AIM OF THE TASK
Which lines hold the string "colors"? Copy every one of them.
── DATA SECTION
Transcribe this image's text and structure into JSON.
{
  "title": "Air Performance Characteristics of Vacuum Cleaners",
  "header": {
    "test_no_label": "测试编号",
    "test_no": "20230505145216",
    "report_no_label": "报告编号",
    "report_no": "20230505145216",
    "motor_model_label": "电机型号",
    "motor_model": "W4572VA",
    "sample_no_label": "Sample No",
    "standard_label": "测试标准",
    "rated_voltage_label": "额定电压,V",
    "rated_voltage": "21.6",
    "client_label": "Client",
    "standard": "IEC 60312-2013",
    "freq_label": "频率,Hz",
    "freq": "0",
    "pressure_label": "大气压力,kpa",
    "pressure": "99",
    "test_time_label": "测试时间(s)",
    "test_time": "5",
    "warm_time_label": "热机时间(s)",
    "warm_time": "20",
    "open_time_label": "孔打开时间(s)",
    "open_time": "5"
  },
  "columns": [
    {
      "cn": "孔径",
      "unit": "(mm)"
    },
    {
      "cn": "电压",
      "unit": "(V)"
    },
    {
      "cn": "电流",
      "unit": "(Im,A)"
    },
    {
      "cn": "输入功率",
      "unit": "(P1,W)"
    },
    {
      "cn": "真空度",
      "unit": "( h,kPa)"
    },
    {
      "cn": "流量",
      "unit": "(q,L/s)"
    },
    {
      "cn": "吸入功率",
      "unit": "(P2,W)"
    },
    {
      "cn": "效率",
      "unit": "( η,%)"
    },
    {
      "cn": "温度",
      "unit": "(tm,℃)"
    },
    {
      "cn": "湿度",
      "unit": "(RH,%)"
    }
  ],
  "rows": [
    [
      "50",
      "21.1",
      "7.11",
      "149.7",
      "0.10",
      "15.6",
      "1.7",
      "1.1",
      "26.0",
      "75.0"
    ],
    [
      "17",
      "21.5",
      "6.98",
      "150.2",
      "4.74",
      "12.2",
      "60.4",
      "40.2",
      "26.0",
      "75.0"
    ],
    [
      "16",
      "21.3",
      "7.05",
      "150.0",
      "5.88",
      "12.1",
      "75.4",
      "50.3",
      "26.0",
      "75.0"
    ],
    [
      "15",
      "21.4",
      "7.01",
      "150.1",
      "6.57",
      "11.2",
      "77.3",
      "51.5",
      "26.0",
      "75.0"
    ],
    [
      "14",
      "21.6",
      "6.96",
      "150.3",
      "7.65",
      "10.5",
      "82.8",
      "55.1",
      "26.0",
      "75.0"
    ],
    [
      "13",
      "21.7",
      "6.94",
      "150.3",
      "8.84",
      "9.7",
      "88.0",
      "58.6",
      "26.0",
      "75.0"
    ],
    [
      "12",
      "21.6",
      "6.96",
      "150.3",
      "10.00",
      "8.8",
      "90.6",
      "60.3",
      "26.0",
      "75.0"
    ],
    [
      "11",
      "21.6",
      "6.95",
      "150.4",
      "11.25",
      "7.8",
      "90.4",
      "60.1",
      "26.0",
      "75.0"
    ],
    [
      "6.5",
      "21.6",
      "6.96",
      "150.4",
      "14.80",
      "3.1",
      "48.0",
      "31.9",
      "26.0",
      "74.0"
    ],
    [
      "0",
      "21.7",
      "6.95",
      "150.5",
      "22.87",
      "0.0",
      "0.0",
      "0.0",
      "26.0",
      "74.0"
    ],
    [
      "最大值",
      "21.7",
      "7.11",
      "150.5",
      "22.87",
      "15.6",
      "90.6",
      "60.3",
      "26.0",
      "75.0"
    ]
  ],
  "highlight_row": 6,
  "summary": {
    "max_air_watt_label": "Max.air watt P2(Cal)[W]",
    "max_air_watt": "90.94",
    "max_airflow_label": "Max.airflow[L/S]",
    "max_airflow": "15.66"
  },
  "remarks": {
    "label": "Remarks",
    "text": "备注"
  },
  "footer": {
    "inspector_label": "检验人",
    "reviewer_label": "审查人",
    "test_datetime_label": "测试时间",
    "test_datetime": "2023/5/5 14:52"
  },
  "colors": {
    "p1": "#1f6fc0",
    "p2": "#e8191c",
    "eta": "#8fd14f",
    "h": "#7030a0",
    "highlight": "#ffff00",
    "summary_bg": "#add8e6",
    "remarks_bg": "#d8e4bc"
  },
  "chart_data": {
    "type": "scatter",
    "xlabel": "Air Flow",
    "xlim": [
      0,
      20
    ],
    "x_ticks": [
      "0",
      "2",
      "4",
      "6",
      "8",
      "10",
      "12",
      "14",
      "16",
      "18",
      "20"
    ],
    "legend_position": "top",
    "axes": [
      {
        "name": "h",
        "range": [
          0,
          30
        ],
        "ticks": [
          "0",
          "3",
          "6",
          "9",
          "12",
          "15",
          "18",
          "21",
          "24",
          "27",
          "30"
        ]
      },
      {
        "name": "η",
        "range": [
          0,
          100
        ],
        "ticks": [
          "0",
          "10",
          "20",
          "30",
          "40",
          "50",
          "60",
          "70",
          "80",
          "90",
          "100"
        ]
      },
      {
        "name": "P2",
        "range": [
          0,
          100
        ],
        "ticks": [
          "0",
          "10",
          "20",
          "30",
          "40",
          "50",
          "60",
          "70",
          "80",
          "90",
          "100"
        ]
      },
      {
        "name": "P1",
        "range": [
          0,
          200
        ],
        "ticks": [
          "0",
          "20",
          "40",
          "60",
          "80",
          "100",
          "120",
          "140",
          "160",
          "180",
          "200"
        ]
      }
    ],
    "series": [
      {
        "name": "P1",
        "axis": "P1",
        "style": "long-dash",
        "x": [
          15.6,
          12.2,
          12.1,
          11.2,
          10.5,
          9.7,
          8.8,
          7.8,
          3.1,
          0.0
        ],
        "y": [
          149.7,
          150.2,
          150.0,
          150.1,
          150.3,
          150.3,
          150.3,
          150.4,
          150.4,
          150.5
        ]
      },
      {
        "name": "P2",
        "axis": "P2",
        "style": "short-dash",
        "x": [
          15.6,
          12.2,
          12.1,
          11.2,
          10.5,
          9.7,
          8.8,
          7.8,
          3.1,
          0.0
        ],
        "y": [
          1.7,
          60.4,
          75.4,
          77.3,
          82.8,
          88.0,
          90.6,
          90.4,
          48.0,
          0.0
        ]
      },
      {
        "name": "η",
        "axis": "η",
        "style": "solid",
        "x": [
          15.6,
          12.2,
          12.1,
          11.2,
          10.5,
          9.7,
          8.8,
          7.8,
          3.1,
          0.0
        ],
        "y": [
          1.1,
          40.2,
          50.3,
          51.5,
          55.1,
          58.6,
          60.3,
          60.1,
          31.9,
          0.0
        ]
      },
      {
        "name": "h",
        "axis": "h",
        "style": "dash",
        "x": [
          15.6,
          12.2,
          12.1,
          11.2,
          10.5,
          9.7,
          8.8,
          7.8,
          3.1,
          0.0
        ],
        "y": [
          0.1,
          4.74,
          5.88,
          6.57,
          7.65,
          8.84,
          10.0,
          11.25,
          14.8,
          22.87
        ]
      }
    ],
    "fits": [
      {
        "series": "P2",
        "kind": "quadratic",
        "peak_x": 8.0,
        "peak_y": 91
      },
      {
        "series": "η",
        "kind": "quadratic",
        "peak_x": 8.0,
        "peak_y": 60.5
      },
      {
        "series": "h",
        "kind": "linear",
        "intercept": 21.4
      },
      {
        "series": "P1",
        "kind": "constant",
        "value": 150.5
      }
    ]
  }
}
────
── DATA SECTION
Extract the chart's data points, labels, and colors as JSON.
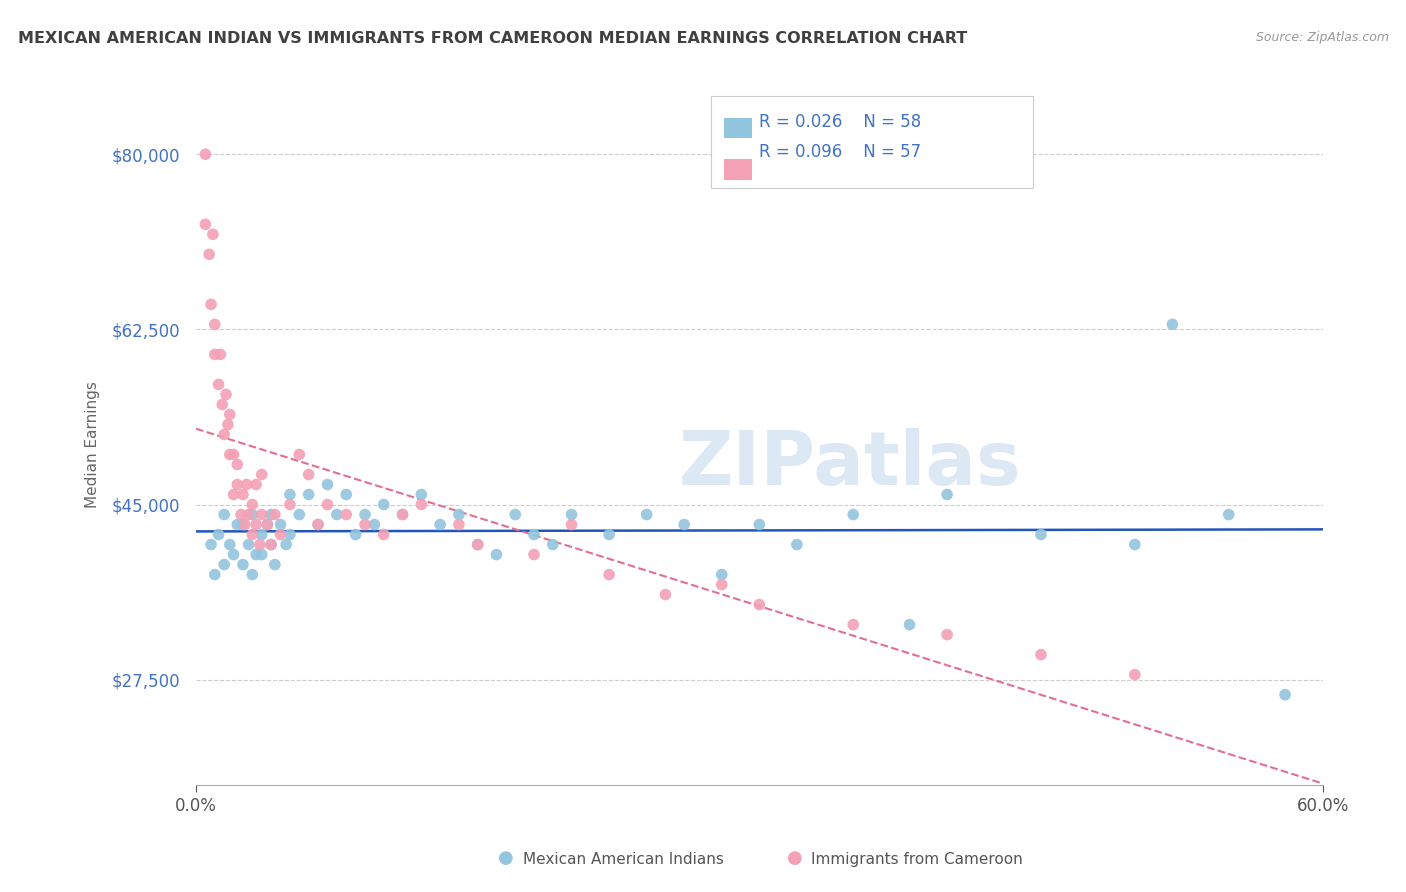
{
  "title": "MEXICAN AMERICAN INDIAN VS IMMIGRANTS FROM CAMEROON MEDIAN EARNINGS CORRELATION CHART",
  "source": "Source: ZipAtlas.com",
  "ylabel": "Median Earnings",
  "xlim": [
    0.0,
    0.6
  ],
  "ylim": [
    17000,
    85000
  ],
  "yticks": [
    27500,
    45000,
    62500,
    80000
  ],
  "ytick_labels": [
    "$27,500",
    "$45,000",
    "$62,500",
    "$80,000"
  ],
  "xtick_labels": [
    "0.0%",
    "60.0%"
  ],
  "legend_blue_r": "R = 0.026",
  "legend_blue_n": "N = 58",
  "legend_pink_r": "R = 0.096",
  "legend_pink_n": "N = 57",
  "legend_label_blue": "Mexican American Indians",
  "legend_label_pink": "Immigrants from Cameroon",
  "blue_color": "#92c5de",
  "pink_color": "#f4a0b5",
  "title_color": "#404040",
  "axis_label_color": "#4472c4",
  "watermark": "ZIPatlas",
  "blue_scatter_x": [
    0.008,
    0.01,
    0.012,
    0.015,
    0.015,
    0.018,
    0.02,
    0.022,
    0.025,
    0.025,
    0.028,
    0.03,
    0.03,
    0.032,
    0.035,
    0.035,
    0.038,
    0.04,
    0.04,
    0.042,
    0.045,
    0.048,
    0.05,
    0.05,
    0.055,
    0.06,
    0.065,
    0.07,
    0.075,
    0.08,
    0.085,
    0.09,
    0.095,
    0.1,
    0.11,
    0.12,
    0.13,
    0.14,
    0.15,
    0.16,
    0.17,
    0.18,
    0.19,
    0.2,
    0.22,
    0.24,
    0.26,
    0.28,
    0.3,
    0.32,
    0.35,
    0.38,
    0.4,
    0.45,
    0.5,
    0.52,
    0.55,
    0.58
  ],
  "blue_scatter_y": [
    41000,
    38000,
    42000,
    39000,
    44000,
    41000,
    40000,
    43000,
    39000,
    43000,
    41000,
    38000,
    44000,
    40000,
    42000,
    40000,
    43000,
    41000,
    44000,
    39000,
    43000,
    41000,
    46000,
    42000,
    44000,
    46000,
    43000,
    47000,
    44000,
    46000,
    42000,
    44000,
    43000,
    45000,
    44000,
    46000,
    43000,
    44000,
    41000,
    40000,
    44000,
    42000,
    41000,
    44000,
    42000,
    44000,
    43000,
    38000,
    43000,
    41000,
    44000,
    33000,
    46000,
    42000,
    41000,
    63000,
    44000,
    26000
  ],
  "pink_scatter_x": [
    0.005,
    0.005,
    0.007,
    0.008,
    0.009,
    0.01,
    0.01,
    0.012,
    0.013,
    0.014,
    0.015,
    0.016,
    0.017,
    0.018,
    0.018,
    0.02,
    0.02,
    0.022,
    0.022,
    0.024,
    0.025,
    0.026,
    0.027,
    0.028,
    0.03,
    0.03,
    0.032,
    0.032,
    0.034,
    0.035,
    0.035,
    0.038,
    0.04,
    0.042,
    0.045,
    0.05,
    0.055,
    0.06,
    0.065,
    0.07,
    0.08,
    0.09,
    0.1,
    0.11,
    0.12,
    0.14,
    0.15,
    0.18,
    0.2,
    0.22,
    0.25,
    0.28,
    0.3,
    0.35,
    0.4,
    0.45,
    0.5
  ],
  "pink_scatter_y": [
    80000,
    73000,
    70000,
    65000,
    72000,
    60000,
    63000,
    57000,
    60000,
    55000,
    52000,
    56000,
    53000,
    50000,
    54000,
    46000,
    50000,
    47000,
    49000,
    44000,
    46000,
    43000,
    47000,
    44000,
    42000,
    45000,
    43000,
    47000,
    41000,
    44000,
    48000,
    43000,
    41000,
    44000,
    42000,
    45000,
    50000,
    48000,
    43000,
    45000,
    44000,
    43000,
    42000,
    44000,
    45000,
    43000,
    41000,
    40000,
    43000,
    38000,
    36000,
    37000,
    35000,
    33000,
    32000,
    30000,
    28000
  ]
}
────
RESPONSE TO THE EXERCISE
  "colors": {
Extract the chart's data points, labels, and colors as JSON.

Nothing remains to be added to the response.